◆ Requirements
In the entries below, count each line holding the word "management". Answer with the total alone.

Data excerpts:
[start]
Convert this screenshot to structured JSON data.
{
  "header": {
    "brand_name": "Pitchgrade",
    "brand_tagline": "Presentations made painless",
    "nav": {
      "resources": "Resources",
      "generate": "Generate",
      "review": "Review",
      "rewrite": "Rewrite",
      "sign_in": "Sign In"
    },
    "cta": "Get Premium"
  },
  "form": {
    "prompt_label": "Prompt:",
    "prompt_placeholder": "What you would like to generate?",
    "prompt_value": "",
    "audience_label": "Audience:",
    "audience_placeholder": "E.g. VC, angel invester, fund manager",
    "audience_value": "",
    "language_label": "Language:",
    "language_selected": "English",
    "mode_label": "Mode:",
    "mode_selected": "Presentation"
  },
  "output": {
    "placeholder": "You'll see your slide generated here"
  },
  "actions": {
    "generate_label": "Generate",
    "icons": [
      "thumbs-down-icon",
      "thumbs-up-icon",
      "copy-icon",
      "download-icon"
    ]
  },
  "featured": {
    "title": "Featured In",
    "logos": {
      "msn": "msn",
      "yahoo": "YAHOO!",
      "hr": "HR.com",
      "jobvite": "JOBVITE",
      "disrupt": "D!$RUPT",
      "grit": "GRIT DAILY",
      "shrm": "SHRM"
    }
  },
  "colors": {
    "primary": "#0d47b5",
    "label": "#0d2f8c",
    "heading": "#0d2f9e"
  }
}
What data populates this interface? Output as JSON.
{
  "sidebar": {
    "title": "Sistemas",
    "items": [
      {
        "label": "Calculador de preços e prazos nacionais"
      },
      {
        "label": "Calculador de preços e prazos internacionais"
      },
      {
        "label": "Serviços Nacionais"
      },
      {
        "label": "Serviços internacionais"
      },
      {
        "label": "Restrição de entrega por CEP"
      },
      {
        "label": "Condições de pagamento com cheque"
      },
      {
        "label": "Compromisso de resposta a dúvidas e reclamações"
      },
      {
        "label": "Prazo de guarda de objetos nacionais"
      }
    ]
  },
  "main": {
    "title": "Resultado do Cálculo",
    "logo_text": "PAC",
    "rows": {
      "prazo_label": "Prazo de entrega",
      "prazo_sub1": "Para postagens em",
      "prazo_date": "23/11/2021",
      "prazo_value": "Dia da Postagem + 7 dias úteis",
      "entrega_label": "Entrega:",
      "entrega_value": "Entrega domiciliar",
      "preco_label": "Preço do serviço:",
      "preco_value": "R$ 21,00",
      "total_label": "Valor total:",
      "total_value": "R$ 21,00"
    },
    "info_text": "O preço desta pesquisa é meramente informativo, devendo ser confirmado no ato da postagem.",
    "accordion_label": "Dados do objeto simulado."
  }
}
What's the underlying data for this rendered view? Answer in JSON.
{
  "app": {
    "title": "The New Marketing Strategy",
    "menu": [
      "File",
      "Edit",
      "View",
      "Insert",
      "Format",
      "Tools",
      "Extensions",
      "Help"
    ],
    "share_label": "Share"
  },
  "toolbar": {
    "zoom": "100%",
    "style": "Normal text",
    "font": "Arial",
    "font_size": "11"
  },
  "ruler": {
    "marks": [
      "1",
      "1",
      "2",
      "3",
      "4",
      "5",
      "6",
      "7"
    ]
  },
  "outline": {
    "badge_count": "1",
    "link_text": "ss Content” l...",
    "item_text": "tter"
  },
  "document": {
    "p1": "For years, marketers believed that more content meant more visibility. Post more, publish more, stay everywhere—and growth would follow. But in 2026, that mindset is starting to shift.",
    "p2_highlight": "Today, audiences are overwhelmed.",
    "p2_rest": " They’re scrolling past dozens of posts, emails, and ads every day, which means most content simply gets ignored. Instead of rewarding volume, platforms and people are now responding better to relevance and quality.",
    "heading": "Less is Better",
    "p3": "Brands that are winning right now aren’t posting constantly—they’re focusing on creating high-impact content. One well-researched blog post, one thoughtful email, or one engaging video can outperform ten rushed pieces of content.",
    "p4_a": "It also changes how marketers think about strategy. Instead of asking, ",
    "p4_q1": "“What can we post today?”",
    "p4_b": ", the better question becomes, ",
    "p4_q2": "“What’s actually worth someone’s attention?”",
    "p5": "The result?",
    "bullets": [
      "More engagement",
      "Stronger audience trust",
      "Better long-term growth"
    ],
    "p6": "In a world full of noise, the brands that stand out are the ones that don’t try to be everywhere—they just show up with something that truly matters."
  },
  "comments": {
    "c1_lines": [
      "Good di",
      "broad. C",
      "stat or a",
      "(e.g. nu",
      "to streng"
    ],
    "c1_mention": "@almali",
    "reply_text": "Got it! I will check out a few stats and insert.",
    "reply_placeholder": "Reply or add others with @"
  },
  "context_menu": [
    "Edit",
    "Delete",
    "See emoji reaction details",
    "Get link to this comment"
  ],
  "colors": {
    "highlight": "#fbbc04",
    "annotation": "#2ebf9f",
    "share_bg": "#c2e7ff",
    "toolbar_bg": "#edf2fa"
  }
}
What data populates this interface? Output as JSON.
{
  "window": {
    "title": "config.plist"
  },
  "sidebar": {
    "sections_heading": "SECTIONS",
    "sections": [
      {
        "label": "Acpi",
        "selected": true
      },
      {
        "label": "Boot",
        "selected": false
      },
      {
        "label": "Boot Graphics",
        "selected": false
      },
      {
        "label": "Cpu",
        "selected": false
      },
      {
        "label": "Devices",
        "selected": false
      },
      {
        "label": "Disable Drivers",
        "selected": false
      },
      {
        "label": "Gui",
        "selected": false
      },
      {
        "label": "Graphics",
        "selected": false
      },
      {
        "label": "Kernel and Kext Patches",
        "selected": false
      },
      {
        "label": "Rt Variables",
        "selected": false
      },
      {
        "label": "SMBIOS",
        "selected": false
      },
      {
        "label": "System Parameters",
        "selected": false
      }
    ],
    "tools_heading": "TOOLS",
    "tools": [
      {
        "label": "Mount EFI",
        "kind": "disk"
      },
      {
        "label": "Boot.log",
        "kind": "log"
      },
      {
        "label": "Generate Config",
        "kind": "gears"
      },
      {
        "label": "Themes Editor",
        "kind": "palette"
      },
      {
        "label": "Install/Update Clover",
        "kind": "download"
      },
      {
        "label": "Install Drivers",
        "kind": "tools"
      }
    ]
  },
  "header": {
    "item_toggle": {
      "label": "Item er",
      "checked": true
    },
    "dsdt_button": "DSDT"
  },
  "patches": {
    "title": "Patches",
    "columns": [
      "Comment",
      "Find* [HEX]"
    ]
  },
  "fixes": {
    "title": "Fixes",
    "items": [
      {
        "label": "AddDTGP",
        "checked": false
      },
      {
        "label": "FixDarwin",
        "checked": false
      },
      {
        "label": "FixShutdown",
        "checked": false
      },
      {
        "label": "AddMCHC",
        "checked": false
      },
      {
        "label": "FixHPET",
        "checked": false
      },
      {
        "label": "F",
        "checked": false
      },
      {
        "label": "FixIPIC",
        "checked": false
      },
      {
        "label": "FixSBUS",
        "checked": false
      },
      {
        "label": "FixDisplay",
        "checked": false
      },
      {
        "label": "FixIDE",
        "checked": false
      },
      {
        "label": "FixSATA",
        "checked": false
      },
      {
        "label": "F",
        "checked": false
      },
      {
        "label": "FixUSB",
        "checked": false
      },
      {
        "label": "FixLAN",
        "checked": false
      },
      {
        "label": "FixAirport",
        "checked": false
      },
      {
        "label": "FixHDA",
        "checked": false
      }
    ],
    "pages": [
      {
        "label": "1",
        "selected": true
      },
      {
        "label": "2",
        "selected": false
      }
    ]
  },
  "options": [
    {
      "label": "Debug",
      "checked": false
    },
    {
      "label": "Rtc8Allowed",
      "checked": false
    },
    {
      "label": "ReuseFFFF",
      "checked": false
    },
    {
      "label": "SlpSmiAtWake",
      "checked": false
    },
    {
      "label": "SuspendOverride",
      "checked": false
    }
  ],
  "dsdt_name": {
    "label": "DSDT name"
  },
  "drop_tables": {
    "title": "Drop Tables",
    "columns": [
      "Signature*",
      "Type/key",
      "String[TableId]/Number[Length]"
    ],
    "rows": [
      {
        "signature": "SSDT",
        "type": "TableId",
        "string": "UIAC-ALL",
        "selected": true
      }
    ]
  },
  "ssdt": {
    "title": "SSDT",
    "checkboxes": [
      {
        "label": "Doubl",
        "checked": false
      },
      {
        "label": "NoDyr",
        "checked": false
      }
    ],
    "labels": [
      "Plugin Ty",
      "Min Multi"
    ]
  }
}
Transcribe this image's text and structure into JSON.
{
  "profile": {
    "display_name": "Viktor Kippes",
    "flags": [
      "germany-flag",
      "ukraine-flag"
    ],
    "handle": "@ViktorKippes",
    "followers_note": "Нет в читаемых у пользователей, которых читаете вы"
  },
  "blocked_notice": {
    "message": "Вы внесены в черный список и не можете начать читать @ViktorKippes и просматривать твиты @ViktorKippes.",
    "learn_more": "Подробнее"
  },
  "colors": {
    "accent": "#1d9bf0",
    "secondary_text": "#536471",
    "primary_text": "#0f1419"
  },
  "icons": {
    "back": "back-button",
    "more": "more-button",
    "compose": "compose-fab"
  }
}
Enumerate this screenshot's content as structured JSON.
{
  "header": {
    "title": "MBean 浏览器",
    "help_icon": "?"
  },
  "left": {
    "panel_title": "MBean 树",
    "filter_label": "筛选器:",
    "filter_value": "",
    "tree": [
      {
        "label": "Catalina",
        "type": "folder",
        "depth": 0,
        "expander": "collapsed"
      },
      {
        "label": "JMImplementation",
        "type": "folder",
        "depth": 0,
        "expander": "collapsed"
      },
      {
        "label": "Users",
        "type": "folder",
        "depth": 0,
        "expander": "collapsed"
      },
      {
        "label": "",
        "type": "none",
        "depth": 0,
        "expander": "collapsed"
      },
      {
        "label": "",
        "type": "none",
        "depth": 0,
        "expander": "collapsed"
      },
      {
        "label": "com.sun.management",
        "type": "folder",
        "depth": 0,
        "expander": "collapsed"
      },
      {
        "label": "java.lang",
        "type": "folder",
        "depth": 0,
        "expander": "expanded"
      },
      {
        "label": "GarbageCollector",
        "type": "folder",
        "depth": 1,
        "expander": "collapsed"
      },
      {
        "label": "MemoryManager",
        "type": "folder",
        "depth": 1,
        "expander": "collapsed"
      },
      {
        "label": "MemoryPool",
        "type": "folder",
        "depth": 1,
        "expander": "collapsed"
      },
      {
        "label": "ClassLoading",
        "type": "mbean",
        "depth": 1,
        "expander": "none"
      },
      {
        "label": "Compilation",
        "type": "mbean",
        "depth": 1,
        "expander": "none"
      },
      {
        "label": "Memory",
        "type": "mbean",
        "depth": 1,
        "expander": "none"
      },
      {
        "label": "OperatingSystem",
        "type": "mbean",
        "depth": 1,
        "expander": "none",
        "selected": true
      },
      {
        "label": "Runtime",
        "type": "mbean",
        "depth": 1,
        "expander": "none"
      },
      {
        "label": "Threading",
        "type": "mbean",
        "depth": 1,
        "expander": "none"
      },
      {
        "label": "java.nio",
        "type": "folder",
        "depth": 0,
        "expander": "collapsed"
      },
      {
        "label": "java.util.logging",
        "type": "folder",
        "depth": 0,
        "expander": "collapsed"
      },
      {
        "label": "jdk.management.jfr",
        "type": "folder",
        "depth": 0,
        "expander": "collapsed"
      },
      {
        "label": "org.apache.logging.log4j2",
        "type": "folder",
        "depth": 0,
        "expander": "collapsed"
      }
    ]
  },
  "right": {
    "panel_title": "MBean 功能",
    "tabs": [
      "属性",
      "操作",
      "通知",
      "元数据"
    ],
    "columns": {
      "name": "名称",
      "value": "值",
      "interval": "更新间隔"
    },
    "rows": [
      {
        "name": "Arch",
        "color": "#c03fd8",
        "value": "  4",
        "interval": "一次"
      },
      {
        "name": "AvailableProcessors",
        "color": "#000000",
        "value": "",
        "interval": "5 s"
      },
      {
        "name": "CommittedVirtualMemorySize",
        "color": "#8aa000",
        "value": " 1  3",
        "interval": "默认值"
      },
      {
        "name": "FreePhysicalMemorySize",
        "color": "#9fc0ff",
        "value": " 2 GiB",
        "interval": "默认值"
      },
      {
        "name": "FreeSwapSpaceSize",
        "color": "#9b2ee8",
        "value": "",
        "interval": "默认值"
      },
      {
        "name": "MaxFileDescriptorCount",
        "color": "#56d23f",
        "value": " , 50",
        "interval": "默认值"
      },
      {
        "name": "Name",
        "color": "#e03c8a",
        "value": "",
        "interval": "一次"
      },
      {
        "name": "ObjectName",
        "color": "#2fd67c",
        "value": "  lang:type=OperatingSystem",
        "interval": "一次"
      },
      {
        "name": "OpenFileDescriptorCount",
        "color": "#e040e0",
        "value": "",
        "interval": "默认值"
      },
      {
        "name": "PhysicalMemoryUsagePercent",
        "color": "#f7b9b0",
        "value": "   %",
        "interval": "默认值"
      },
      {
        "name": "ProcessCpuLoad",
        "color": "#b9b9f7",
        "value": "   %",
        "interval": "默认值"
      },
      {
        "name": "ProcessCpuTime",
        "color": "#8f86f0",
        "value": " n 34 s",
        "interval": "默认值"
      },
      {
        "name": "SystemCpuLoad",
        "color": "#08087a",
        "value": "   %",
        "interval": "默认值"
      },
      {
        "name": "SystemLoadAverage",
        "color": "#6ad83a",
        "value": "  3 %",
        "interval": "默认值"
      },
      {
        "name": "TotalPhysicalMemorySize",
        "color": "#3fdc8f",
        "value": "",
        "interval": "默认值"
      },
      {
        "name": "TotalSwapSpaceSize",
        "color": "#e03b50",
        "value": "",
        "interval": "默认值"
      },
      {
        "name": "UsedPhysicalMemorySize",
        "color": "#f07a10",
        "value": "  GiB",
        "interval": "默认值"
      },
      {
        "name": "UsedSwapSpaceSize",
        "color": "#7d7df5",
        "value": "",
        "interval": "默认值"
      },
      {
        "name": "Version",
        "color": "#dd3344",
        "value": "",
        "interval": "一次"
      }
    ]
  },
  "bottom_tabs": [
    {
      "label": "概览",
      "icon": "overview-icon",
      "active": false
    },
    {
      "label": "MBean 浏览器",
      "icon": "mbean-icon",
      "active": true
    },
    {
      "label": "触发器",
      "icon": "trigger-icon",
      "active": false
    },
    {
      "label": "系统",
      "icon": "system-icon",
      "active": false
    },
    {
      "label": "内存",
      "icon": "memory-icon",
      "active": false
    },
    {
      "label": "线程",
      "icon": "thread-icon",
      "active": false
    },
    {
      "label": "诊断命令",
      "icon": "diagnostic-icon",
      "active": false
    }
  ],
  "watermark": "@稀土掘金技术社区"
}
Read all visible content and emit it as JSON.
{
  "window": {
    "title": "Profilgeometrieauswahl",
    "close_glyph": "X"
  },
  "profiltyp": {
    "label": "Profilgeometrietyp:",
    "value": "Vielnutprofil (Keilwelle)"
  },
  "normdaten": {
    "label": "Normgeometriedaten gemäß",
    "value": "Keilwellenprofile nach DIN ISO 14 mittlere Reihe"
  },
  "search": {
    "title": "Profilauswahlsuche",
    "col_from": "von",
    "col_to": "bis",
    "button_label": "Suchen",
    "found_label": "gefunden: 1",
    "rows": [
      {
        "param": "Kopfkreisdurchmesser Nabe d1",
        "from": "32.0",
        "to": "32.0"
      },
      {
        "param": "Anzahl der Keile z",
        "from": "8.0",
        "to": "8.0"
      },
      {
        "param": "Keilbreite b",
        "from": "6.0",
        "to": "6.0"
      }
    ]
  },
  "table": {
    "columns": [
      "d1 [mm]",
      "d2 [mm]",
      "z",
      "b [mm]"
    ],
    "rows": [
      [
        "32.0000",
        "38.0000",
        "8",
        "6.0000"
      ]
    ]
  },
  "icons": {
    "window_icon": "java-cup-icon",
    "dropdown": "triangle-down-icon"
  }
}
[end]
◆ Written solution
2